§ Task brief
Your copy of the material below should match it exactly, except that it holds no pictures.
______________________________
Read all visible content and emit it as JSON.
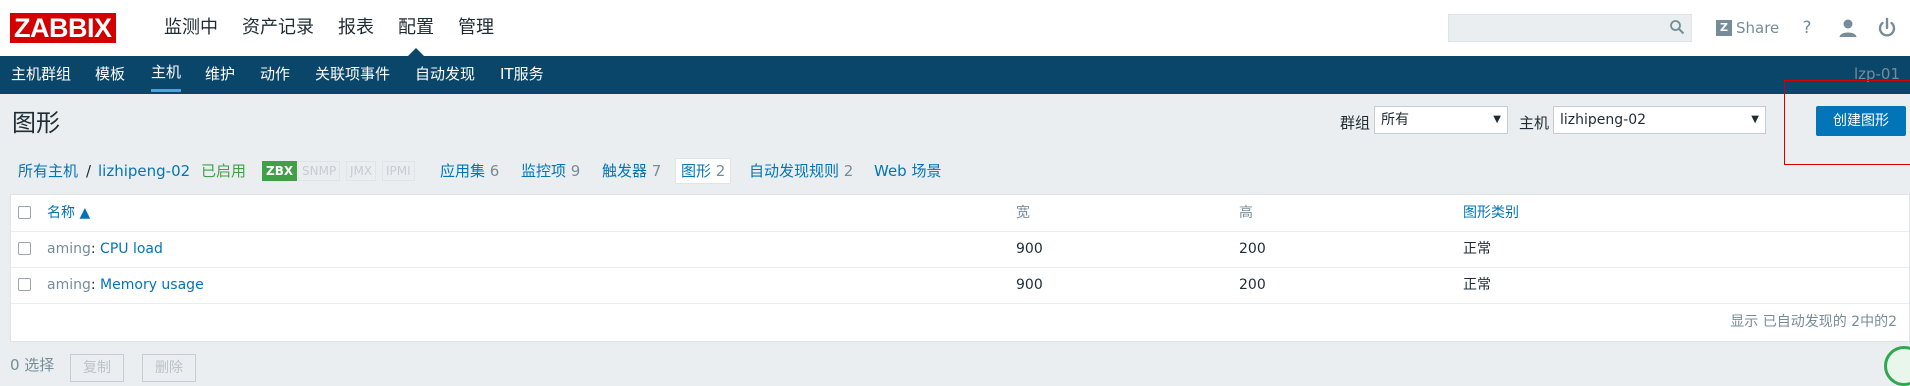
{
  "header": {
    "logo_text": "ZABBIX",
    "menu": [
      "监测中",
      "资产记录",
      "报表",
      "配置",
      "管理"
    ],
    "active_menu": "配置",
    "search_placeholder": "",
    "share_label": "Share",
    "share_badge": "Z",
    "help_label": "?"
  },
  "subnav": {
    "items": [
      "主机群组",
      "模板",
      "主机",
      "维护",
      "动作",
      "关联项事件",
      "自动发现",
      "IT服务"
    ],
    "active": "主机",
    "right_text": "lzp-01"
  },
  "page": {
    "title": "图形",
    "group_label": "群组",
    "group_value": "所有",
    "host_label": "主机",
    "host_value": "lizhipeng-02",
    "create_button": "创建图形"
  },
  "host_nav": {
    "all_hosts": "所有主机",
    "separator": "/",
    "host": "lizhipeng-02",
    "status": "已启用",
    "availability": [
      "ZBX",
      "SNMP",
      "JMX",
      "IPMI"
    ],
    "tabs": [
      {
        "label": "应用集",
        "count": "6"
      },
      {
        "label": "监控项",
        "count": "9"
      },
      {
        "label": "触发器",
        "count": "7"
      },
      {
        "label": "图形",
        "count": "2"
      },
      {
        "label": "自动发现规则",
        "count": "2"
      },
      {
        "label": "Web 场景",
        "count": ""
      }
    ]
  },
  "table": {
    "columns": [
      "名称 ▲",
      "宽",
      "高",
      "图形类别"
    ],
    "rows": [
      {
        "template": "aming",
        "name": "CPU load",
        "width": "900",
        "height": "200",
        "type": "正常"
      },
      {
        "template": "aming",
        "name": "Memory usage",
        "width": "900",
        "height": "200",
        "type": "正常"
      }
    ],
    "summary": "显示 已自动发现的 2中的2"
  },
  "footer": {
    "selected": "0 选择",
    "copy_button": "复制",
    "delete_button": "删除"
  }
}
______________________________
§ Task answer
Read all visible content and emit it as JSON.
{
  "header": {
    "logo_text": "ZABBIX",
    "menu": [
      "监测中",
      "资产记录",
      "报表",
      "配置",
      "管理"
    ],
    "active_menu": "配置",
    "search_placeholder": "",
    "share_label": "Share",
    "share_badge": "Z",
    "help_label": "?"
  },
  "subnav": {
    "items": [
      "主机群组",
      "模板",
      "主机",
      "维护",
      "动作",
      "关联项事件",
      "自动发现",
      "IT服务"
    ],
    "active": "主机",
    "right_text": "lzp-01"
  },
  "page": {
    "title": "图形",
    "group_label": "群组",
    "group_value": "所有",
    "host_label": "主机",
    "host_value": "lizhipeng-02",
    "create_button": "创建图形"
  },
  "host_nav": {
    "all_hosts": "所有主机",
    "separator": "/",
    "host": "lizhipeng-02",
    "status": "已启用",
    "availability": [
      "ZBX",
      "SNMP",
      "JMX",
      "IPMI"
    ],
    "tabs": [
      {
        "label": "应用集",
        "count": "6"
      },
      {
        "label": "监控项",
        "count": "9"
      },
      {
        "label": "触发器",
        "count": "7"
      },
      {
        "label": "图形",
        "count": "2"
      },
      {
        "label": "自动发现规则",
        "count": "2"
      },
      {
        "label": "Web 场景",
        "count": ""
      }
    ]
  },
  "table": {
    "columns": [
      "名称 ▲",
      "宽",
      "高",
      "图形类别"
    ],
    "rows": [
      {
        "template": "aming",
        "name": "CPU load",
        "width": "900",
        "height": "200",
        "type": "正常"
      },
      {
        "template": "aming",
        "name": "Memory usage",
        "width": "900",
        "height": "200",
        "type": "正常"
      }
    ],
    "summary": "显示 已自动发现的 2中的2"
  },
  "footer": {
    "selected": "0 选择",
    "copy_button": "复制",
    "delete_button": "删除"
  }
}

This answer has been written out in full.